Work to be completed
Scan the records for the string "death"; copy each line where it occurs.

Data to use
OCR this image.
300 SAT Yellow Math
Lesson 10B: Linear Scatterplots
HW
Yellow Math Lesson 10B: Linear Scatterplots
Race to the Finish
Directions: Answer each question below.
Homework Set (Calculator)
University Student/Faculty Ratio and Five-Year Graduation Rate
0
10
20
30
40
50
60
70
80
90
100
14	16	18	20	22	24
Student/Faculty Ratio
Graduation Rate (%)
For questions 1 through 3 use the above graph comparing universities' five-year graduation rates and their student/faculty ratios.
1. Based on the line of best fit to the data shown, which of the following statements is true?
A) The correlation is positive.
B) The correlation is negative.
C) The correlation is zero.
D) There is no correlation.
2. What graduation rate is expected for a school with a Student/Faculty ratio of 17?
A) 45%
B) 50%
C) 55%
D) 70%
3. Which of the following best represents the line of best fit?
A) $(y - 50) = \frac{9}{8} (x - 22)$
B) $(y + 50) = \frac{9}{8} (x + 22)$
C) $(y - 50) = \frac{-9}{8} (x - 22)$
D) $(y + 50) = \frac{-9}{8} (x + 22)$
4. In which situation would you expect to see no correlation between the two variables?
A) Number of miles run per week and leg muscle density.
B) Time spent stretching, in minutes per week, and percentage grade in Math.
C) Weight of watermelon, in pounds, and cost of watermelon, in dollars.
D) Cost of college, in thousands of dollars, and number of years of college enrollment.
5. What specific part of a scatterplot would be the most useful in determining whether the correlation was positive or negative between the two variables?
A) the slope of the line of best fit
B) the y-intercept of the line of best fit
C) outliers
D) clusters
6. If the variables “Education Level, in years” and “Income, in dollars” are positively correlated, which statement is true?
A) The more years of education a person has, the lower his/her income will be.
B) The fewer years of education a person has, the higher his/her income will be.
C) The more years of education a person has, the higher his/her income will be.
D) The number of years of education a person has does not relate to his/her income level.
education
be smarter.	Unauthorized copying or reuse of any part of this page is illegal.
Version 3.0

...

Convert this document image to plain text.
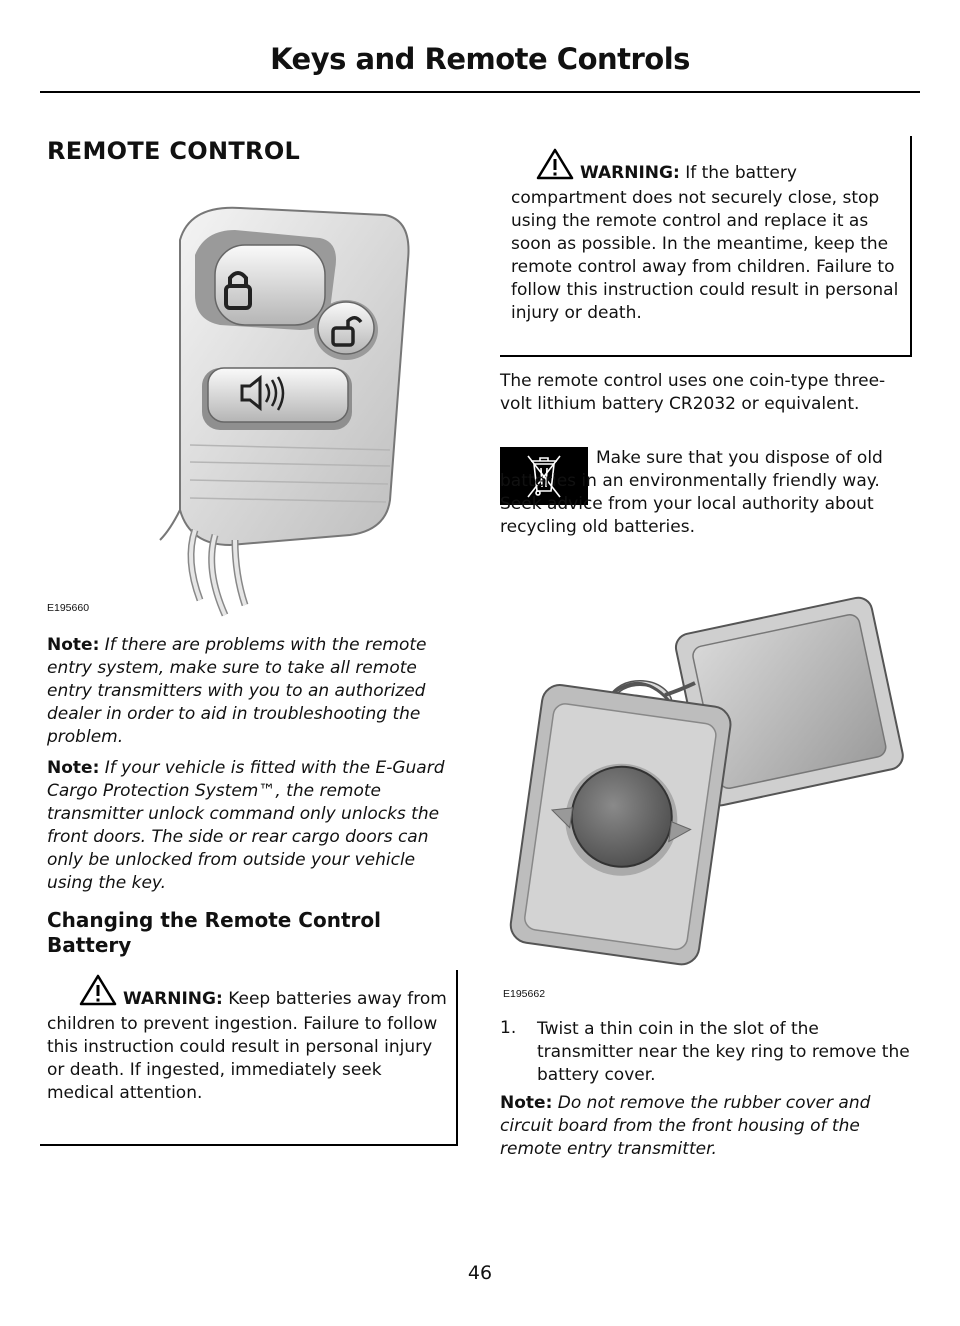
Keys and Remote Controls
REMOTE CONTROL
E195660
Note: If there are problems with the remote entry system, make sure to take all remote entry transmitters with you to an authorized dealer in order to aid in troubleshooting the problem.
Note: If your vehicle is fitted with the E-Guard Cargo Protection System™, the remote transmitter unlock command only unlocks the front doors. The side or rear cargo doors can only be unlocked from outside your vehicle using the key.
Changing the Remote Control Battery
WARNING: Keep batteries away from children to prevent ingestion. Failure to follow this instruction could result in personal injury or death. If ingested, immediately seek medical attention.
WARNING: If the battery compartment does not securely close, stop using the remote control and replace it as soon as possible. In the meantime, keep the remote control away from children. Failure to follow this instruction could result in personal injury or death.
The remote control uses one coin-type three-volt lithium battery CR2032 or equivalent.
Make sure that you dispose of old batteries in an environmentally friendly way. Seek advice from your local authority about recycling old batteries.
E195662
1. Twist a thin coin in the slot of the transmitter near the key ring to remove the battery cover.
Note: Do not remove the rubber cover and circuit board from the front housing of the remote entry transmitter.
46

Solution
WARNING: Keep batteries away from children to prevent ingestion. Failure to follow this instruction could result in personal injury or death. If ingested, immediately seek medical attention.
WARNING: If the battery compartment does not securely close, stop using the remote control and replace it as soon as possible. In the meantime, keep the remote control away from children. Failure to follow this instruction could result in personal injury or death.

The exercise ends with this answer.